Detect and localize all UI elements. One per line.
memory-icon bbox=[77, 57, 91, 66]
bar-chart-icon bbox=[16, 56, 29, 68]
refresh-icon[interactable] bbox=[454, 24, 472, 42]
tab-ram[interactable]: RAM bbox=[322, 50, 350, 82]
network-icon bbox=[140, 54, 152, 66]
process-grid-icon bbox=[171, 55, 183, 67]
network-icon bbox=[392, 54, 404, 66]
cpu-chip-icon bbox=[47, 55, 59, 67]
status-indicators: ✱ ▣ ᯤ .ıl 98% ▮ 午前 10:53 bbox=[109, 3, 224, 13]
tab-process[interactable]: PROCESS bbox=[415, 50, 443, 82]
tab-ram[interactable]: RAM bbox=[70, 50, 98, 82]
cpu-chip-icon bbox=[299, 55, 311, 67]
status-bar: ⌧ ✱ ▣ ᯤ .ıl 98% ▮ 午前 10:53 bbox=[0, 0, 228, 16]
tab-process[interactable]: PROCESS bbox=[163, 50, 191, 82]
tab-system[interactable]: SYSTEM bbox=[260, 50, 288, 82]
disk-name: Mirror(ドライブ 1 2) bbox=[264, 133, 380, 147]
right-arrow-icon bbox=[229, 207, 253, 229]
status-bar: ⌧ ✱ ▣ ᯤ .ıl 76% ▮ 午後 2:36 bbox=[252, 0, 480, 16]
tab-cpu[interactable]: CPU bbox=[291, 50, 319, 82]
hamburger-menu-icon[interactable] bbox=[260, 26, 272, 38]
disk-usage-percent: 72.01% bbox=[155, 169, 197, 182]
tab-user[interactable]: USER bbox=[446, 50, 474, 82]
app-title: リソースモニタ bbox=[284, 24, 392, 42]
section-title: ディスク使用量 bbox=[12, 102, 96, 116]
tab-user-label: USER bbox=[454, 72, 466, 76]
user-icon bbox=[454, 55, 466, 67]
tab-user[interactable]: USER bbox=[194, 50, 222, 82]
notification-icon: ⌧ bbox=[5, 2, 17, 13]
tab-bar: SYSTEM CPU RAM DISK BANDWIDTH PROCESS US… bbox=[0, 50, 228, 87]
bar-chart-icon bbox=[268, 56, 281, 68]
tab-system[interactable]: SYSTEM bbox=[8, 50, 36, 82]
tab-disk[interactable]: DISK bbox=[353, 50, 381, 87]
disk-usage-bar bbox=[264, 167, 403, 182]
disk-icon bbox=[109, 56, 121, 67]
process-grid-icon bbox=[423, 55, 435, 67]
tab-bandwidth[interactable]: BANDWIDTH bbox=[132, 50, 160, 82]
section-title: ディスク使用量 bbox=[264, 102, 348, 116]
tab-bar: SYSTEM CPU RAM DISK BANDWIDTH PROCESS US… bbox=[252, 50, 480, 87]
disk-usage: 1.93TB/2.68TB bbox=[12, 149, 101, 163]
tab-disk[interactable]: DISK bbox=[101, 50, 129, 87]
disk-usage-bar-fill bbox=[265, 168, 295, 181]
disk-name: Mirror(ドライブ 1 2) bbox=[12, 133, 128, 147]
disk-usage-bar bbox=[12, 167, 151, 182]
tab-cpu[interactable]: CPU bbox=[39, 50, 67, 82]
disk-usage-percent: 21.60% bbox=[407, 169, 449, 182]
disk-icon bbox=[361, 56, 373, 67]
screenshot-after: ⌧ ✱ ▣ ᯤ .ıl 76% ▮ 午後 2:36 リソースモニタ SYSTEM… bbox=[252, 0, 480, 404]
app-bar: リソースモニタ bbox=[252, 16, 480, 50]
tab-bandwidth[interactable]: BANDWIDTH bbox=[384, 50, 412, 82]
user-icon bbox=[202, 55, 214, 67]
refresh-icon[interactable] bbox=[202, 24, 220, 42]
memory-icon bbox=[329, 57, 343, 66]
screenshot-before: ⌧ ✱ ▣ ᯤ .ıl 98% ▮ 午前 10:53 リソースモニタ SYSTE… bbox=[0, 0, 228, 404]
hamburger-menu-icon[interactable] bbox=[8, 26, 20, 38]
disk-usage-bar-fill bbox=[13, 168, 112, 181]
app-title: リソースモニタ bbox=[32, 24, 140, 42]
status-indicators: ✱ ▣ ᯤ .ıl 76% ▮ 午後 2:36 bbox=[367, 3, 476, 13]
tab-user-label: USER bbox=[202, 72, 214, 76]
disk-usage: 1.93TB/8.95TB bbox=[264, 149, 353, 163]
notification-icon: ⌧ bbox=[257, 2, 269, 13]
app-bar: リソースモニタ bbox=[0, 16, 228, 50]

+ + + +

■ **WRITTEN REQUEST**
Format every line of the records above as a JSON list of strings, with one string per line and blank lines omitted.

■ **OUTPUT FOR THIS TASK**
[
  "Detect and localize all UI elements. One per line.",
  "memory-icon bbox=[77, 57, 91, 66]",
  "bar-chart-icon bbox=[16, 56, 29, 68]",
  "refresh-icon[interactable] bbox=[454, 24, 472, 42]",
  "tab-ram[interactable]: RAM bbox=[322, 50, 350, 82]",
  "network-icon bbox=[140, 54, 152, 66]",
  "process-grid-icon bbox=[171, 55, 183, 67]",
  "network-icon bbox=[392, 54, 404, 66]",
  "cpu-chip-icon bbox=[47, 55, 59, 67]",
  "status-indicators: ✱ ▣ ᯤ .ıl 98% ▮ 午前 10:53 bbox=[109, 3, 224, 13]",
  "tab-process[interactable]: PROCESS bbox=[415, 50, 443, 82]",
  "tab-ram[interactable]: RAM bbox=[70, 50, 98, 82]",
  "cpu-chip-icon bbox=[299, 55, 311, 67]",
  "status-bar: ⌧ ✱ ▣ ᯤ .ıl 98% ▮ 午前 10:53 bbox=[0, 0, 228, 16]",
  "tab-process[interactable]: PROCESS bbox=[163, 50, 191, 82]",
  "tab-system[interactable]: SYSTEM bbox=[260, 50, 288, 82]",
  "disk-name: Mirror(ドライブ 1 2) bbox=[264, 133, 380, 147]",
  "right-arrow-icon bbox=[229, 207, 253, 229]",
  "status-bar: ⌧ ✱ ▣ ᯤ .ıl 76% ▮ 午後 2:36 bbox=[252, 0, 480, 16]",
  "tab-cpu[interactable]: CPU bbox=[291, 50, 319, 82]",
  "hamburger-menu-icon[interactable] bbox=[260, 26, 272, 38]",
  "disk-usage-percent: 72.01% bbox=[155, 169, 197, 182]",
  "tab-user[interactable]: USER bbox=[446, 50, 474, 82]",
  "app-title: リソースモニタ bbox=[284, 24, 392, 42]",
  "section-title: ディスク使用量 bbox=[12, 102, 96, 116]",
  "tab-user-label: USER bbox=[454, 72, 466, 76]",
  "user-icon bbox=[454, 55, 466, 67]",
  "tab-user[interactable]: USER bbox=[194, 50, 222, 82]",
  "notification-icon: ⌧ bbox=[5, 2, 17, 13]",
  "tab-bar: SYSTEM CPU RAM DISK BANDWIDTH PROCESS US… bbox=[0, 50, 228, 87]",
  "bar-chart-icon bbox=[268, 56, 281, 68]",
  "tab-system[interactable]: SYSTEM bbox=[8, 50, 36, 82]",
  "tab-disk[interactable]: DISK bbox=[353, 50, 381, 87]",
  "disk-usage-bar bbox=[264, 167, 403, 182]",
  "disk-icon bbox=[109, 56, 121, 67]",
  "process-grid-icon bbox=[423, 55, 435, 67]",
  "tab-bandwidth[interactable]: BANDWIDTH bbox=[132, 50, 160, 82]",
  "section-title: ディスク使用量 bbox=[264, 102, 348, 116]",
  "tab-bar: SYSTEM CPU RAM DISK BANDWIDTH PROCESS US… bbox=[252, 50, 480, 87]",
  "disk-usage: 1.93TB/2.68TB bbox=[12, 149, 101, 163]",
  "tab-disk[interactable]: DISK bbox=[101, 50, 129, 87]",
  "disk-usage-bar-fill bbox=[265, 168, 295, 181]",
  "disk-name: Mirror(ドライブ 1 2) bbox=[12, 133, 128, 147]",
  "disk-usage-bar bbox=[12, 167, 151, 182]",
  "tab-cpu[interactable]: CPU bbox=[39, 50, 67, 82]",
  "disk-usage-percent: 21.60% bbox=[407, 169, 449, 182]",
  "disk-icon bbox=[361, 56, 373, 67]",
  "screenshot-after: ⌧ ✱ ▣ ᯤ .ıl 76% ▮ 午後 2:36 リソースモニタ SYSTEM… bbox=[252, 0, 480, 404]",
  "app-bar: リソースモニタ bbox=[252, 16, 480, 50]",
  "tab-bandwidth[interactable]: BANDWIDTH bbox=[384, 50, 412, 82]",
  "user-icon bbox=[202, 55, 214, 67]",
  "refresh-icon[interactable] bbox=[202, 24, 220, 42]",
  "memory-icon bbox=[329, 57, 343, 66]",
  "screenshot-before: ⌧ ✱ ▣ ᯤ .ıl 98% ▮ 午前 10:53 リソースモニタ SYSTE… bbox=[0, 0, 228, 404]",
  "hamburger-menu-icon[interactable] bbox=[8, 26, 20, 38]",
  "disk-usage-bar-fill bbox=[13, 168, 112, 181]",
  "app-title: リソースモニタ bbox=[32, 24, 140, 42]",
  "status-indicators: ✱ ▣ ᯤ .ıl 76% ▮ 午後 2:36 bbox=[367, 3, 476, 13]",
  "tab-user-label: USER bbox=[202, 72, 214, 76]",
  "disk-usage: 1.93TB/8.95TB bbox=[264, 149, 353, 163]",
  "notification-icon: ⌧ bbox=[257, 2, 269, 13]",
  "app-bar: リソースモニタ bbox=[0, 16, 228, 50]"
]